GOAL: The listing must be reproduced in full, exactly as it stands.
☆ ☆ ☆
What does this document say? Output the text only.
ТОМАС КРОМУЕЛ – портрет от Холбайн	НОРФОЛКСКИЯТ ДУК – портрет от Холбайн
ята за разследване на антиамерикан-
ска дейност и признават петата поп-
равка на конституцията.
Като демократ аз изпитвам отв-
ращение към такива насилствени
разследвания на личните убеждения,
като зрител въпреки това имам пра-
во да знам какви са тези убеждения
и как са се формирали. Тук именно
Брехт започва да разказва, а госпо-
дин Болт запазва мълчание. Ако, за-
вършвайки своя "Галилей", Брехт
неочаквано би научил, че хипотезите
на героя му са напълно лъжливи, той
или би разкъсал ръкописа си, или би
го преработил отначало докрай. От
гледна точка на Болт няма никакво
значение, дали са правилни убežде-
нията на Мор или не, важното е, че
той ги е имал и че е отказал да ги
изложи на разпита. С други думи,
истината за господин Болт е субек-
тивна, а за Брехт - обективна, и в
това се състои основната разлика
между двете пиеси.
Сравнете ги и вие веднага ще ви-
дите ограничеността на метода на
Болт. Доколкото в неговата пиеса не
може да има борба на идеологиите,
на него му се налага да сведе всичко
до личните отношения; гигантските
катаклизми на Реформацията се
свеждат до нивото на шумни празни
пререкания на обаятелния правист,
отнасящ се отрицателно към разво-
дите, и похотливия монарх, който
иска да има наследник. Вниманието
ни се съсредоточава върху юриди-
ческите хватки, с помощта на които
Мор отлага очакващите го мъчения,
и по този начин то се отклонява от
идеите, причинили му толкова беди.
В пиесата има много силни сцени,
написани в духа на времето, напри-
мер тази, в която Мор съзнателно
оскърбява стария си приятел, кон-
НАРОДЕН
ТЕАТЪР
☆ ☆ ☆
TASK ANSWER:
What does this document say? Output the text only.
ТОМАС КРОМУЕЛ – портрет от Холбайн	НОРФОЛКСКИЯТ ДУК – портрет от Холбайн
ята за разследване на антиамерикан-
ска дейност и признават петата поп-
равка на конституцията.
Като демократ аз изпитвам отв-
ращение към такива насилствени
разследвания на личните убеждения,
като зрител въпреки това имам пра-
во да знам какви са тези убеждения
и как са се формирали. Тук именно
Брехт започва да разказва, а госпо-
дин Болт запазва мълчание. Ако, за-
вършвайки своя "Галилей", Брехт
неочаквано би научил, че хипотезите
на героя му са напълно лъжливи, той
или би разкъсал ръкописа си, или би
го преработил отначало докрай. От
гледна точка на Болт няма никакво
значение, дали са правилни убežде-
нията на Мор или не, важното е, че
той ги е имал и че е отказал да ги
изложи на разпита. С други думи,
истината за господин Болт е субек-
тивна, а за Брехт - обективна, и в
това се състои основната разлика
между двете пиеси.
Сравнете ги и вие веднага ще ви-
дите ограничеността на метода на
Болт. Доколкото в неговата пиеса не
може да има борба на идеологиите,
на него му се налага да сведе всичко
до личните отношения; гигантските
катаклизми на Реформацията се
свеждат до нивото на шумни празни
пререкания на обаятелния правист,
отнасящ се отрицателно към разво-
дите, и похотливия монарх, който
иска да има наследник. Вниманието
ни се съсредоточава върху юриди-
ческите хватки, с помощта на които
Мор отлага очакващите го мъчения,
и по този начин то се отклонява от
идеите, причинили му толкова беди.
В пиесата има много силни сцени,
написани в духа на времето, напри-
мер тази, в която Мор съзнателно
оскърбява стария си приятел, кон-
НАРОДЕН
ТЕАТЪР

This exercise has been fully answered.